In the data below, find every line that has the string "JSON", and copy it.

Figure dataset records
* START *
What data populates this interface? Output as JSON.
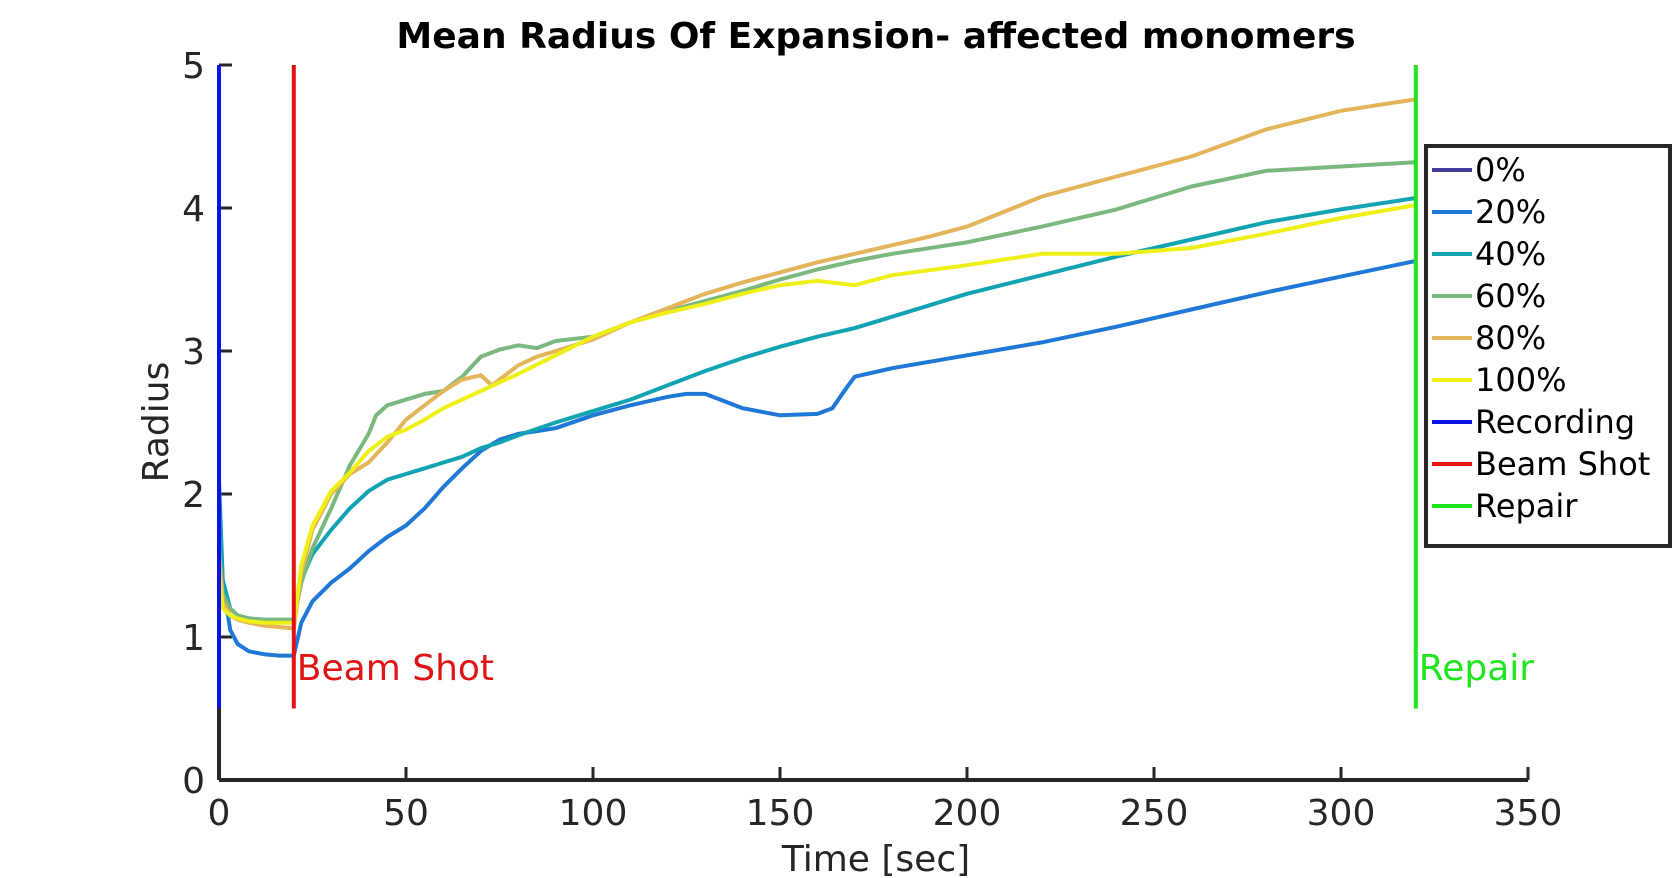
{
  "chart_data": {
    "type": "line",
    "title": "Mean Radius Of Expansion- affected monomers",
    "xlabel": "Time [sec]",
    "ylabel": "Radius",
    "xlim": [
      0,
      350
    ],
    "ylim": [
      0,
      5
    ],
    "xticks": [
      0,
      50,
      100,
      150,
      200,
      250,
      300,
      350
    ],
    "yticks": [
      0,
      1,
      2,
      3,
      4,
      5
    ],
    "legend_position": "right",
    "grid": false,
    "series": [
      {
        "name": "0%",
        "color": "#3f3d99",
        "x": [],
        "y": []
      },
      {
        "name": "20%",
        "color": "#1f78d6",
        "x": [
          0,
          1,
          3,
          5,
          8,
          12,
          16,
          20,
          22,
          25,
          30,
          35,
          40,
          45,
          50,
          55,
          60,
          65,
          70,
          75,
          80,
          85,
          90,
          100,
          110,
          120,
          125,
          130,
          140,
          150,
          160,
          164,
          168,
          170,
          180,
          200,
          220,
          240,
          260,
          280,
          300,
          320
        ],
        "y": [
          2.1,
          1.4,
          1.05,
          0.95,
          0.9,
          0.88,
          0.87,
          0.87,
          1.1,
          1.25,
          1.38,
          1.48,
          1.6,
          1.7,
          1.78,
          1.9,
          2.05,
          2.18,
          2.3,
          2.38,
          2.42,
          2.44,
          2.46,
          2.55,
          2.62,
          2.68,
          2.7,
          2.7,
          2.6,
          2.55,
          2.56,
          2.6,
          2.75,
          2.82,
          2.88,
          2.97,
          3.06,
          3.17,
          3.29,
          3.41,
          3.52,
          3.63
        ]
      },
      {
        "name": "40%",
        "color": "#12a3b3",
        "x": [
          0,
          1,
          3,
          5,
          8,
          12,
          16,
          20,
          22,
          25,
          30,
          35,
          40,
          45,
          50,
          55,
          60,
          65,
          70,
          75,
          80,
          90,
          100,
          110,
          120,
          130,
          140,
          150,
          160,
          170,
          180,
          200,
          220,
          240,
          260,
          280,
          300,
          320
        ],
        "y": [
          1.95,
          1.4,
          1.2,
          1.15,
          1.13,
          1.12,
          1.12,
          1.12,
          1.4,
          1.58,
          1.75,
          1.9,
          2.02,
          2.1,
          2.14,
          2.18,
          2.22,
          2.26,
          2.32,
          2.36,
          2.41,
          2.5,
          2.58,
          2.66,
          2.76,
          2.86,
          2.95,
          3.03,
          3.1,
          3.16,
          3.24,
          3.4,
          3.53,
          3.66,
          3.78,
          3.9,
          3.99,
          4.07
        ]
      },
      {
        "name": "60%",
        "color": "#7ab87e",
        "x": [
          0,
          1,
          3,
          5,
          8,
          12,
          16,
          20,
          22,
          25,
          30,
          35,
          40,
          42,
          45,
          50,
          55,
          60,
          65,
          70,
          75,
          80,
          85,
          90,
          100,
          110,
          120,
          130,
          140,
          150,
          160,
          170,
          180,
          200,
          220,
          240,
          260,
          280,
          300,
          320
        ],
        "y": [
          1.6,
          1.3,
          1.2,
          1.15,
          1.13,
          1.12,
          1.12,
          1.12,
          1.38,
          1.62,
          1.9,
          2.2,
          2.42,
          2.55,
          2.62,
          2.66,
          2.7,
          2.72,
          2.82,
          2.96,
          3.01,
          3.04,
          3.02,
          3.07,
          3.1,
          3.2,
          3.28,
          3.35,
          3.42,
          3.5,
          3.57,
          3.63,
          3.68,
          3.76,
          3.87,
          3.99,
          4.15,
          4.26,
          4.29,
          4.32
        ]
      },
      {
        "name": "80%",
        "color": "#e3b45a",
        "x": [
          0,
          1,
          3,
          5,
          8,
          12,
          16,
          20,
          22,
          25,
          30,
          35,
          40,
          45,
          50,
          55,
          60,
          65,
          70,
          73,
          77,
          80,
          85,
          90,
          100,
          110,
          120,
          130,
          140,
          150,
          160,
          170,
          180,
          190,
          200,
          220,
          240,
          260,
          280,
          300,
          320
        ],
        "y": [
          1.6,
          1.25,
          1.15,
          1.12,
          1.1,
          1.08,
          1.07,
          1.06,
          1.45,
          1.75,
          2.0,
          2.14,
          2.22,
          2.36,
          2.52,
          2.62,
          2.72,
          2.8,
          2.83,
          2.76,
          2.84,
          2.9,
          2.96,
          3.0,
          3.08,
          3.2,
          3.3,
          3.4,
          3.48,
          3.55,
          3.62,
          3.68,
          3.74,
          3.8,
          3.87,
          4.08,
          4.22,
          4.36,
          4.55,
          4.68,
          4.76
        ]
      },
      {
        "name": "100%",
        "color": "#f0f019",
        "x": [
          0,
          1,
          3,
          5,
          8,
          12,
          16,
          20,
          22,
          25,
          30,
          35,
          40,
          45,
          50,
          55,
          60,
          70,
          80,
          90,
          100,
          110,
          120,
          130,
          140,
          150,
          160,
          170,
          180,
          200,
          220,
          240,
          260,
          280,
          300,
          320
        ],
        "y": [
          1.45,
          1.2,
          1.15,
          1.13,
          1.11,
          1.1,
          1.1,
          1.1,
          1.5,
          1.78,
          2.02,
          2.15,
          2.3,
          2.4,
          2.45,
          2.52,
          2.6,
          2.72,
          2.84,
          2.97,
          3.1,
          3.2,
          3.27,
          3.33,
          3.4,
          3.46,
          3.49,
          3.46,
          3.53,
          3.6,
          3.68,
          3.68,
          3.72,
          3.82,
          3.93,
          4.02
        ]
      }
    ],
    "vertical_lines": [
      {
        "name": "Recording",
        "x": 0,
        "y_range": [
          0.5,
          5
        ],
        "color": "#0a14e6",
        "label": ""
      },
      {
        "name": "Beam Shot",
        "x": 20,
        "y_range": [
          0.5,
          5
        ],
        "color": "#e01414",
        "label": "Beam Shot"
      },
      {
        "name": "Repair",
        "x": 320,
        "y_range": [
          0.5,
          5
        ],
        "color": "#1ee61e",
        "label": "Repair"
      }
    ]
  }
}
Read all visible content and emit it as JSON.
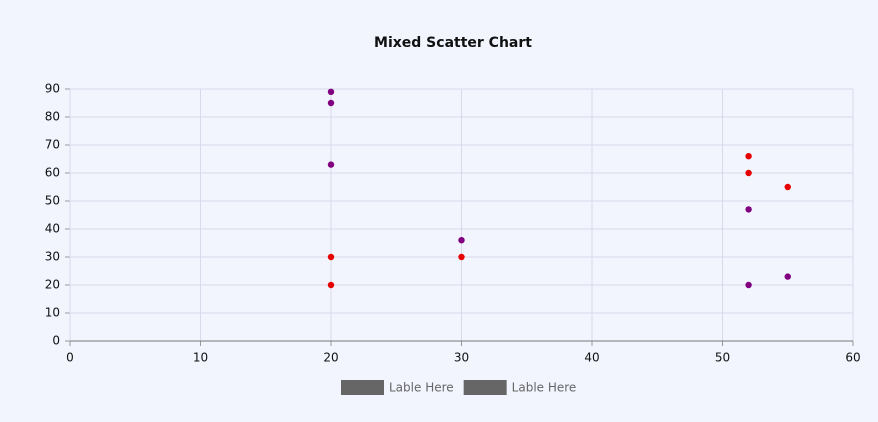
{
  "chart_data": {
    "type": "scatter",
    "title": "Mixed Scatter Chart",
    "series": [
      {
        "name": "Lable Here",
        "color": "#e60000",
        "x": [
          20,
          20,
          30,
          52,
          52,
          55
        ],
        "values": [
          30,
          20,
          30,
          66,
          60,
          55
        ]
      },
      {
        "name": "Lable Here",
        "color": "#800080",
        "x": [
          20,
          20,
          20,
          30,
          52,
          52,
          55
        ],
        "values": [
          89,
          85,
          63,
          36,
          47,
          20,
          23
        ]
      }
    ],
    "legend_swatch_color": "#666666",
    "xlim": [
      0,
      60
    ],
    "xticks": [
      0,
      10,
      20,
      30,
      40,
      50,
      60
    ],
    "ylim": [
      0,
      90
    ],
    "yticks": [
      0,
      10,
      20,
      30,
      40,
      50,
      60,
      70,
      80,
      90
    ],
    "grid": true,
    "legend": "bottom"
  }
}
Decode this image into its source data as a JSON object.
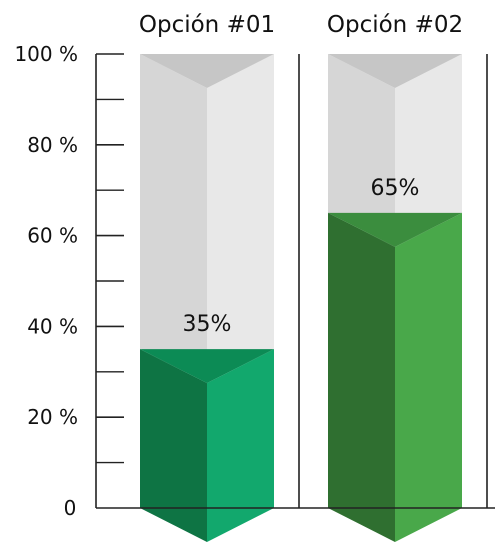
{
  "chart_data": {
    "type": "bar",
    "categories": [
      "Opción #01",
      "Opción #02"
    ],
    "values": [
      35,
      65
    ],
    "value_labels": [
      "35%",
      "65%"
    ],
    "y_ticks": [
      {
        "value": 0,
        "label": "0"
      },
      {
        "value": 20,
        "label": "20 %"
      },
      {
        "value": 40,
        "label": "40 %"
      },
      {
        "value": 60,
        "label": "60 %"
      },
      {
        "value": 80,
        "label": "80 %"
      },
      {
        "value": 100,
        "label": "100 %"
      }
    ],
    "ylim": [
      0,
      100
    ],
    "minor_ticks_step": 10,
    "grid": false,
    "legend": "none",
    "colors": {
      "empty_left": "#d6d6d6",
      "empty_right": "#e8e8e8",
      "empty_top": "#c6c6c6",
      "bars": [
        {
          "left": "#0e7444",
          "right": "#12a86d",
          "top": "#0c8b55"
        },
        {
          "left": "#2f6f30",
          "right": "#49a84a",
          "top": "#3b8d3e"
        }
      ],
      "axis": "#222222",
      "text": "#111111"
    }
  }
}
* END *
EXPECTED ANSWER>
What data populates this interface? Output as JSON.
Read all visible content and emit it as JSON.
Decode this image into its source data as a JSON object.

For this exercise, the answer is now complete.